*Written problem:* Pick out the lines below that include the string "Card".

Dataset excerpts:
------------------------------------
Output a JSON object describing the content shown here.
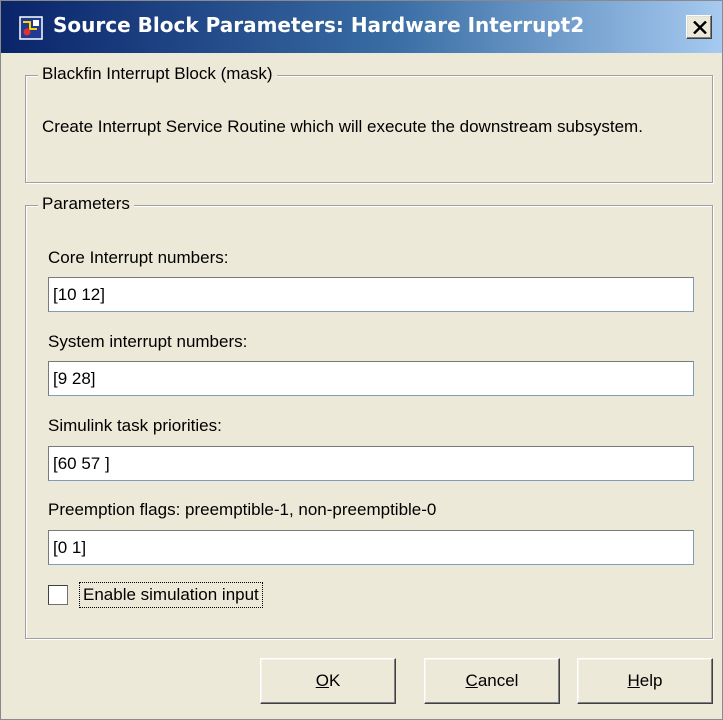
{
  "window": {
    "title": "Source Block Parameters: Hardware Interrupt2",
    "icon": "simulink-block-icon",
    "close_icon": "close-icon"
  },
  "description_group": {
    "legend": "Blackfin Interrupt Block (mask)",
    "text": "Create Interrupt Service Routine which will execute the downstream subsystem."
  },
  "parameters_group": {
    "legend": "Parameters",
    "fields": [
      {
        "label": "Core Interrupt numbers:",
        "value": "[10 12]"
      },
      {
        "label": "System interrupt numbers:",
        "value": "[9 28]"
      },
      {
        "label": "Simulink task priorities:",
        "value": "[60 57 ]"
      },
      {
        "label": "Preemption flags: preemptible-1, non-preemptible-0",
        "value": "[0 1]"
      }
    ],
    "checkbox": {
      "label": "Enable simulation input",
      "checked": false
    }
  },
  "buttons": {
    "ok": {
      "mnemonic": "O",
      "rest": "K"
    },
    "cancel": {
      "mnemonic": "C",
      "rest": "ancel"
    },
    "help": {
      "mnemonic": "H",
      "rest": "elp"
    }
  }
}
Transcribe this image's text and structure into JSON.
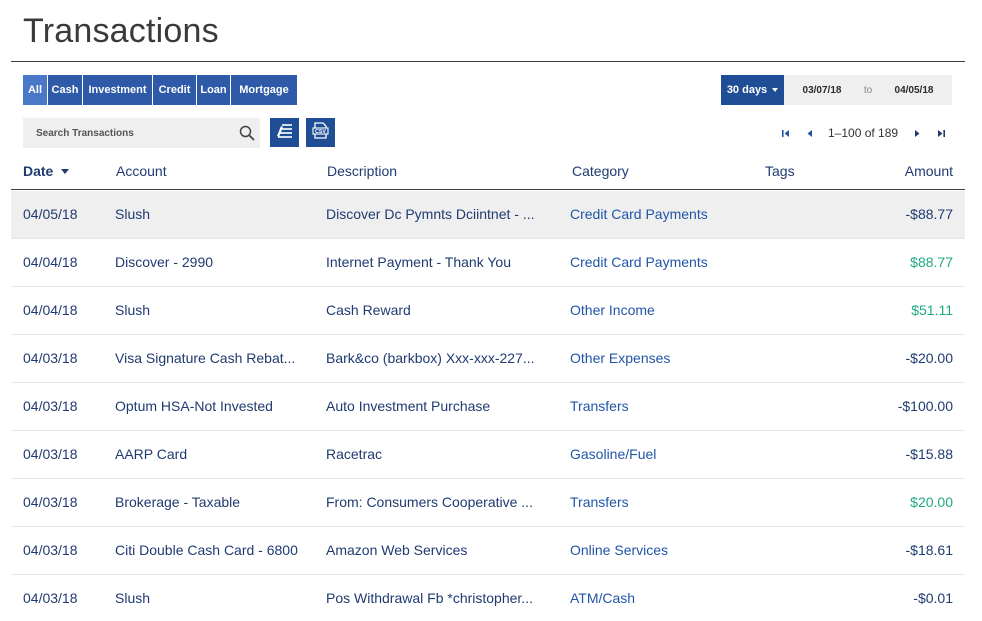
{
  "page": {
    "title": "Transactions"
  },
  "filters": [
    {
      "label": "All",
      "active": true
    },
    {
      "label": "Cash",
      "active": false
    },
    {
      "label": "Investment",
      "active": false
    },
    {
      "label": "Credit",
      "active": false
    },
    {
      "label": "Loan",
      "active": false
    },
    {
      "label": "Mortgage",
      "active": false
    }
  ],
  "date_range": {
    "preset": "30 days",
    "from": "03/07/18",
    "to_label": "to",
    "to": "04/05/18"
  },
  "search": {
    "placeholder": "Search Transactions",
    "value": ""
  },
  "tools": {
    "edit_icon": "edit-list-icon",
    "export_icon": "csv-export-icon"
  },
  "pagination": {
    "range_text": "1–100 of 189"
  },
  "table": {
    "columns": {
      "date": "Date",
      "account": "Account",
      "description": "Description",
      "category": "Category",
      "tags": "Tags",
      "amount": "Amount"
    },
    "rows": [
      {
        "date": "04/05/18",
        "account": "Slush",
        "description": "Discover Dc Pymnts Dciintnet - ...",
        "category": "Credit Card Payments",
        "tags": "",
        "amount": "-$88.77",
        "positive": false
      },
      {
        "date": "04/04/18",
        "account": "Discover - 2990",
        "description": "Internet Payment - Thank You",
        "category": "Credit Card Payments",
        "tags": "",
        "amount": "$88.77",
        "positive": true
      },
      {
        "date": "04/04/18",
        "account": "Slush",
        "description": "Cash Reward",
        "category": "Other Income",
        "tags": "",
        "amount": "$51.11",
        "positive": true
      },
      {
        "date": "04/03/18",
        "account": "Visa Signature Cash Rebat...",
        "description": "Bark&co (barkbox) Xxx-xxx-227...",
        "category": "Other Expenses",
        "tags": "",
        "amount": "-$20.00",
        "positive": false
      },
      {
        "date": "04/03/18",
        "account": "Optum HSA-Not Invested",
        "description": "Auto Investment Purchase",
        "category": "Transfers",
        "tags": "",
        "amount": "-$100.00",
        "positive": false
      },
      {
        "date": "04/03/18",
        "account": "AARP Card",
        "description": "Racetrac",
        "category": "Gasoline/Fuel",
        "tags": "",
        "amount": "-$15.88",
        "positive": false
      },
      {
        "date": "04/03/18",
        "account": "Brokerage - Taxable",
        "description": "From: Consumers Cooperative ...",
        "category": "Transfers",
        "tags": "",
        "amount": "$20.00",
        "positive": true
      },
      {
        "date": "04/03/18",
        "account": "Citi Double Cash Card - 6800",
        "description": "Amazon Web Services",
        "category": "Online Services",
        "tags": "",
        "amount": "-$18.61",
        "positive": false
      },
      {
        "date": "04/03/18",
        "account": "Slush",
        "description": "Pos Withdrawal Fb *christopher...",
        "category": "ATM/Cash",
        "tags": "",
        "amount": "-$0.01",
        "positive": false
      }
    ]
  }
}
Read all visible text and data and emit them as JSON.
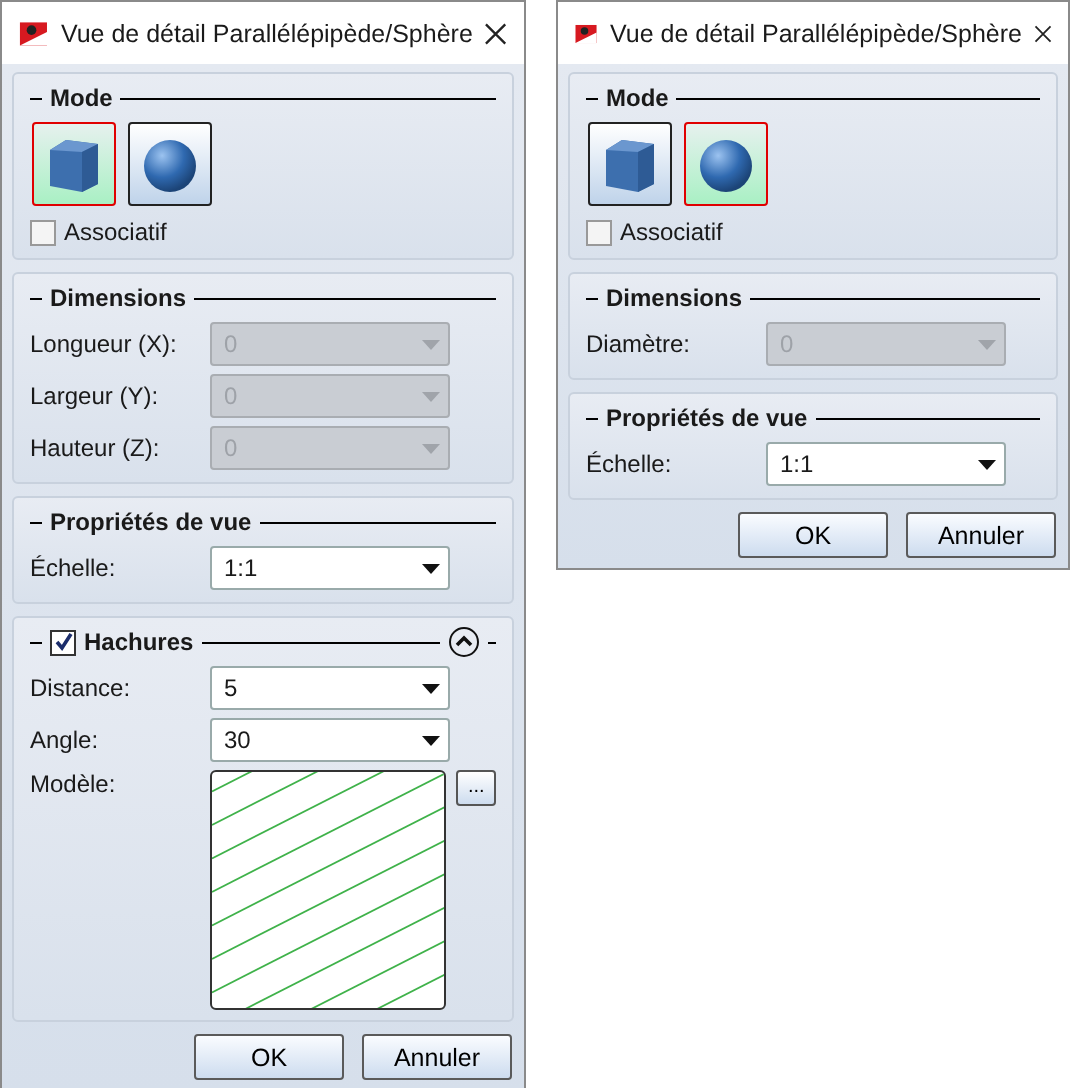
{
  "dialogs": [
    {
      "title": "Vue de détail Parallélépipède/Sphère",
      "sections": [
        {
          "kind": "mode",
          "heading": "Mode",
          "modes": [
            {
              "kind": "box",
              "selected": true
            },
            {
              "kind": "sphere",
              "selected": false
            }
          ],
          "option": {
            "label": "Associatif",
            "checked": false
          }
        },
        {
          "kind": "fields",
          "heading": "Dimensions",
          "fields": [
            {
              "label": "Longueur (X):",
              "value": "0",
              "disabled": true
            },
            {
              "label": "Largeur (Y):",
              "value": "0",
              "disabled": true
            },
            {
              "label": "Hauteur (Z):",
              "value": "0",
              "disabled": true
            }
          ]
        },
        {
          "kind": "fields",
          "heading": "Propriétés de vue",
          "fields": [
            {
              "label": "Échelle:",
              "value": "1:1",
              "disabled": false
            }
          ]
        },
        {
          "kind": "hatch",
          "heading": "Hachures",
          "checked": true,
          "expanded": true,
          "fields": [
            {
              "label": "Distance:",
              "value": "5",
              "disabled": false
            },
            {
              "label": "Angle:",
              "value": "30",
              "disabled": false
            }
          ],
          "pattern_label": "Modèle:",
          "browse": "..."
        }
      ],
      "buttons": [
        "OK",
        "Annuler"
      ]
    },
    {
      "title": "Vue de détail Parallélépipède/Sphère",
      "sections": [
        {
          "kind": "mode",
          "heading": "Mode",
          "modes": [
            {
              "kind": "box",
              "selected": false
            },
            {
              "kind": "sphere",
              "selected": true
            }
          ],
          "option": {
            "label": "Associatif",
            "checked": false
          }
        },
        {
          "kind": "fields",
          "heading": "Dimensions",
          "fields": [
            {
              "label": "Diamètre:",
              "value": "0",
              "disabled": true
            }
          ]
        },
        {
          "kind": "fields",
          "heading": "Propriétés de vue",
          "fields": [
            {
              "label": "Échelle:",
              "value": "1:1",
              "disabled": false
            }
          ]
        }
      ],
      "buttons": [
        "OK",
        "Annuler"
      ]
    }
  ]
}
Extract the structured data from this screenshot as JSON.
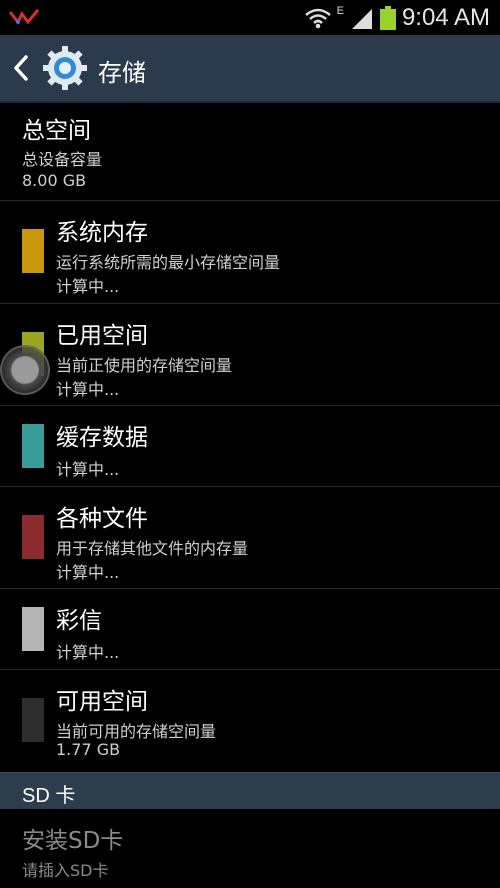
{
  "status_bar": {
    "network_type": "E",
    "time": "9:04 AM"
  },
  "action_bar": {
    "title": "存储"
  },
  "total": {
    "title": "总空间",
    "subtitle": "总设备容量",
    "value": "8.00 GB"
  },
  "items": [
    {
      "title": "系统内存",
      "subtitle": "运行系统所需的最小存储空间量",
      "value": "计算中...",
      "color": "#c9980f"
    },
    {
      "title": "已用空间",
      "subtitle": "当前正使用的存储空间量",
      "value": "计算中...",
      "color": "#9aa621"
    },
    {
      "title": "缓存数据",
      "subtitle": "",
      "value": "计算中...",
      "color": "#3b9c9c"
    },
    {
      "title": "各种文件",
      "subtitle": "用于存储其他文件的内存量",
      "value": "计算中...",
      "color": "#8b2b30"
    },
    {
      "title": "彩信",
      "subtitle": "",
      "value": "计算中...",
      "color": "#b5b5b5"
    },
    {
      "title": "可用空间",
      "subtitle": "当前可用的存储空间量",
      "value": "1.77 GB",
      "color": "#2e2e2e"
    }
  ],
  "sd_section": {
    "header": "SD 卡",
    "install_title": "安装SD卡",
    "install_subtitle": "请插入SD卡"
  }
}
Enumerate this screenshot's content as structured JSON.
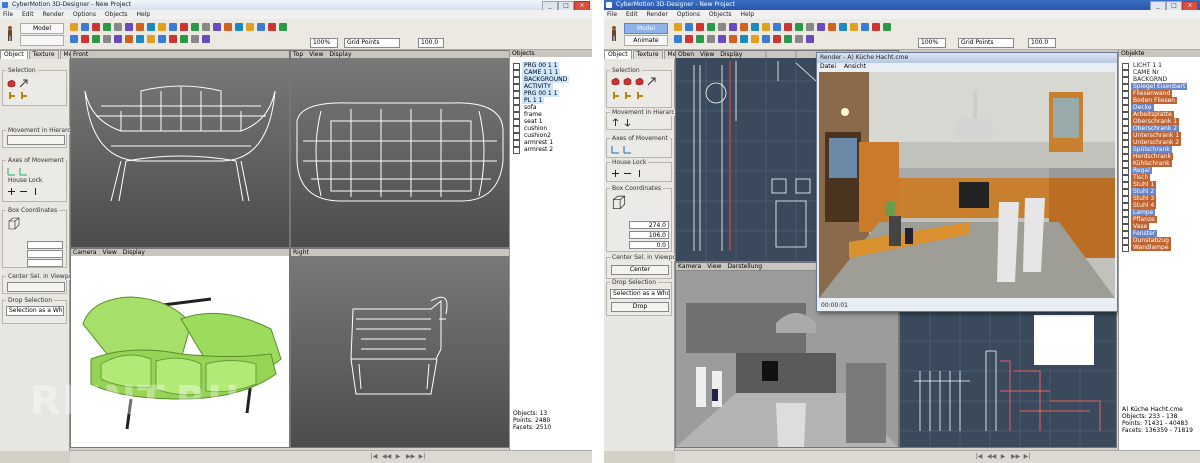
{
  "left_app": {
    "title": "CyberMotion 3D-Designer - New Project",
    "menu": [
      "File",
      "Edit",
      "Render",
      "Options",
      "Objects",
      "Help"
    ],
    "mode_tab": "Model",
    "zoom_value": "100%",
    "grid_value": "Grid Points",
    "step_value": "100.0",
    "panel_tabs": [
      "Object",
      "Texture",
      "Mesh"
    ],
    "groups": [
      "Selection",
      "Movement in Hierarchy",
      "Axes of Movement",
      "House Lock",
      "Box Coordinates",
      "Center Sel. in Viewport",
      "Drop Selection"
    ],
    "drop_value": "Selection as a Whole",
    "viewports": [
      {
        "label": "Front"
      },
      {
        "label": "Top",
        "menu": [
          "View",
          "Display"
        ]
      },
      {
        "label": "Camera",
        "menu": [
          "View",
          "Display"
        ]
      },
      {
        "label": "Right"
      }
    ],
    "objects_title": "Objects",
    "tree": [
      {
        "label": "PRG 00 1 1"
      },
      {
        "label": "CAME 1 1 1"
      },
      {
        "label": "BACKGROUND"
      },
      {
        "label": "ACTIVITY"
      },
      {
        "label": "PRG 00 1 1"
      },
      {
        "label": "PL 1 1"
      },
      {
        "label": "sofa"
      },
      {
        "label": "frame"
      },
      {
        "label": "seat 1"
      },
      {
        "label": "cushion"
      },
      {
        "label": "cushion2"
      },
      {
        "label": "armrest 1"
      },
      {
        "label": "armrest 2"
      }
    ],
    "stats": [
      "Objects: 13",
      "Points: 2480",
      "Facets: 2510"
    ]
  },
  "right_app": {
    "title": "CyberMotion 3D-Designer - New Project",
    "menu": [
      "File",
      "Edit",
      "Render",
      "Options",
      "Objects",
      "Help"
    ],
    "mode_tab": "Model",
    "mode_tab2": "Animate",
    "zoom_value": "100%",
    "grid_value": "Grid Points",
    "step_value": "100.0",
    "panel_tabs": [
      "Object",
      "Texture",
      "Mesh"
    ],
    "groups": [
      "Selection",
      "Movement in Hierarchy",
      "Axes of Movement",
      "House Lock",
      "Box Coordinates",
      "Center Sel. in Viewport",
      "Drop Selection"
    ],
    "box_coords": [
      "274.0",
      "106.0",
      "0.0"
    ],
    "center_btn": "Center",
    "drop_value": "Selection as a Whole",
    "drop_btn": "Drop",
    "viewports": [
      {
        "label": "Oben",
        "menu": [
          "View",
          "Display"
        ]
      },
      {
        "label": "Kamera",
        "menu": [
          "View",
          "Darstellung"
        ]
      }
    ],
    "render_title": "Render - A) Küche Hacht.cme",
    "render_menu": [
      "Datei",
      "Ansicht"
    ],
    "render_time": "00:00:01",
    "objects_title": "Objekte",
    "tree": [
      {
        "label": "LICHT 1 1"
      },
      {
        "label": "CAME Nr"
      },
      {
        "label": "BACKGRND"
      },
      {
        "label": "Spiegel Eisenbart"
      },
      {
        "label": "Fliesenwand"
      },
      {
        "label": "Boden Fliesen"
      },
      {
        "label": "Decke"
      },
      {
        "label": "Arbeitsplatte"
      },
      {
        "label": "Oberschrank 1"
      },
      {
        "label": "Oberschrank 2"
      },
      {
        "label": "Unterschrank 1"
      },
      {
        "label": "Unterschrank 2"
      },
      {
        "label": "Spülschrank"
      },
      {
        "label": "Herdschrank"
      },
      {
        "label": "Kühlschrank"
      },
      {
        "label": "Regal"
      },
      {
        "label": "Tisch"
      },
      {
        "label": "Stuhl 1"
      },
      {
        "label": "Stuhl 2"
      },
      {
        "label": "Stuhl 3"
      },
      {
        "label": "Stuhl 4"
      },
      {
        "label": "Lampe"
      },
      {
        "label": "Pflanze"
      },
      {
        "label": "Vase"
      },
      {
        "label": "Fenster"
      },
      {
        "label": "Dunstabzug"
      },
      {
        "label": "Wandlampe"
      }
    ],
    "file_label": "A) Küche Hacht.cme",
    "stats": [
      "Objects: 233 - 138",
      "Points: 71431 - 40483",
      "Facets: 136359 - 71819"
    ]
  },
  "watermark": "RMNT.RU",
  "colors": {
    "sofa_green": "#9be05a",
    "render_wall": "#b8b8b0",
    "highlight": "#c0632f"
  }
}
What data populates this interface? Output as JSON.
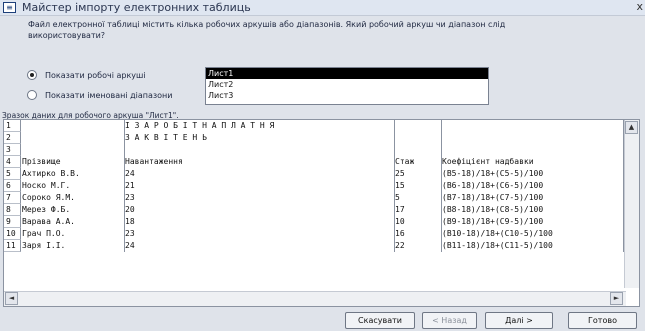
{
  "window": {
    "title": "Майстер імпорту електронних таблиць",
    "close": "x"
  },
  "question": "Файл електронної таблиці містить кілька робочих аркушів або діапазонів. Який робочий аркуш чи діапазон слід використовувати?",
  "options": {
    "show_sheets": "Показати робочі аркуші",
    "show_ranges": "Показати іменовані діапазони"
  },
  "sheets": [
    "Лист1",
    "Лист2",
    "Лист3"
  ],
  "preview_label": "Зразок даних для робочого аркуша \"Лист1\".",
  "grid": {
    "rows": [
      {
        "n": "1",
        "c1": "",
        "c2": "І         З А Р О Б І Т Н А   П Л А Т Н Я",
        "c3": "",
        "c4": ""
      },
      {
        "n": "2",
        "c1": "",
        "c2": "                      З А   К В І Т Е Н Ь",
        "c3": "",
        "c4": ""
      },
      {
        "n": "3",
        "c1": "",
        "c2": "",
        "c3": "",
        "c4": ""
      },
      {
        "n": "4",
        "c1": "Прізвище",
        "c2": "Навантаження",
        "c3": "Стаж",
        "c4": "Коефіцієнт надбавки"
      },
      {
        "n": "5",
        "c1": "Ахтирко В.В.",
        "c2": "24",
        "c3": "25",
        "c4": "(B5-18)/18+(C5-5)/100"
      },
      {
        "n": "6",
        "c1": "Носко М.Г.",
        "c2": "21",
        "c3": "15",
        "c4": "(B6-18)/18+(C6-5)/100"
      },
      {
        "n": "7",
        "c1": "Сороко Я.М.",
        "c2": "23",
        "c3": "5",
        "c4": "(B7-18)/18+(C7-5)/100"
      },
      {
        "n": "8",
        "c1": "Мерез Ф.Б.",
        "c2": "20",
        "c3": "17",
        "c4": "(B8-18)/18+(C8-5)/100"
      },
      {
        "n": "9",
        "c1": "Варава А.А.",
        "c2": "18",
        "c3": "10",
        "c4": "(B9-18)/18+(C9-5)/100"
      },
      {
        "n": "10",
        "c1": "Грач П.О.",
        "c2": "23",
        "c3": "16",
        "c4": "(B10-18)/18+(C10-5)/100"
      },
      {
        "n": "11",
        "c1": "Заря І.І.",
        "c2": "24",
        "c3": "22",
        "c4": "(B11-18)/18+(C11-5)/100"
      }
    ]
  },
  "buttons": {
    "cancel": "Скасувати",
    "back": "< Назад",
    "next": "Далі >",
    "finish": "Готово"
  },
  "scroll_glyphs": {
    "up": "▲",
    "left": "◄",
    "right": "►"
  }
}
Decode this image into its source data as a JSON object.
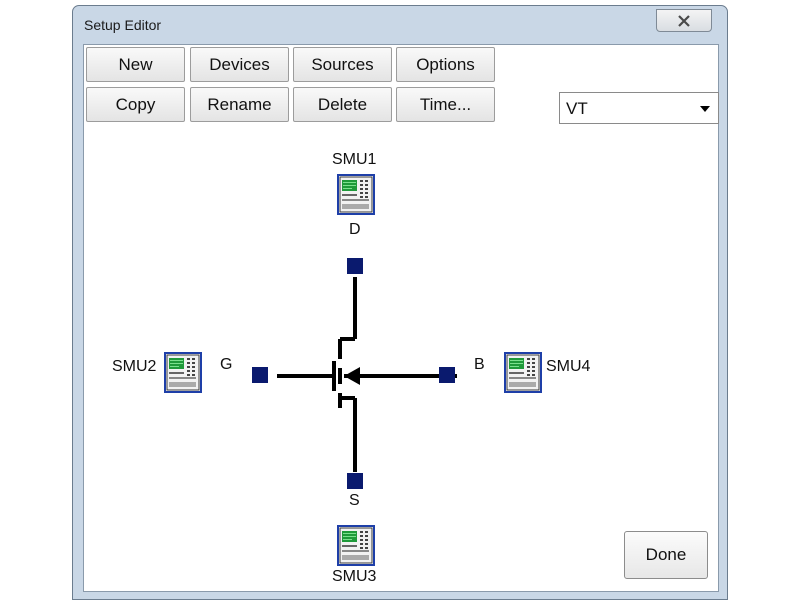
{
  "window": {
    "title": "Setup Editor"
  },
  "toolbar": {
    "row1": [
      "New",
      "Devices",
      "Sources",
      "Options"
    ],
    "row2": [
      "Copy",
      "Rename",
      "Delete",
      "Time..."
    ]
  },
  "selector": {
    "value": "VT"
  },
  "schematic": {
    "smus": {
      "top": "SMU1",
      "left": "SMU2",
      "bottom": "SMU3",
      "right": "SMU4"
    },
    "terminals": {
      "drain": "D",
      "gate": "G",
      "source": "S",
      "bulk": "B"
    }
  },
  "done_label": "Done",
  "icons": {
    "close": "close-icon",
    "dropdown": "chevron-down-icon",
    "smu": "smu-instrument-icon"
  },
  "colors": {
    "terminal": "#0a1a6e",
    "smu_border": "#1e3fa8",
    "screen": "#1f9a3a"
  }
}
------------------------------------
*Correct result:*
        "category": "Credit Card Payments",
        "category": "Credit Card Payments",
        "account": "AARP Card",
        "account": "Citi Double Cash Card - 6800",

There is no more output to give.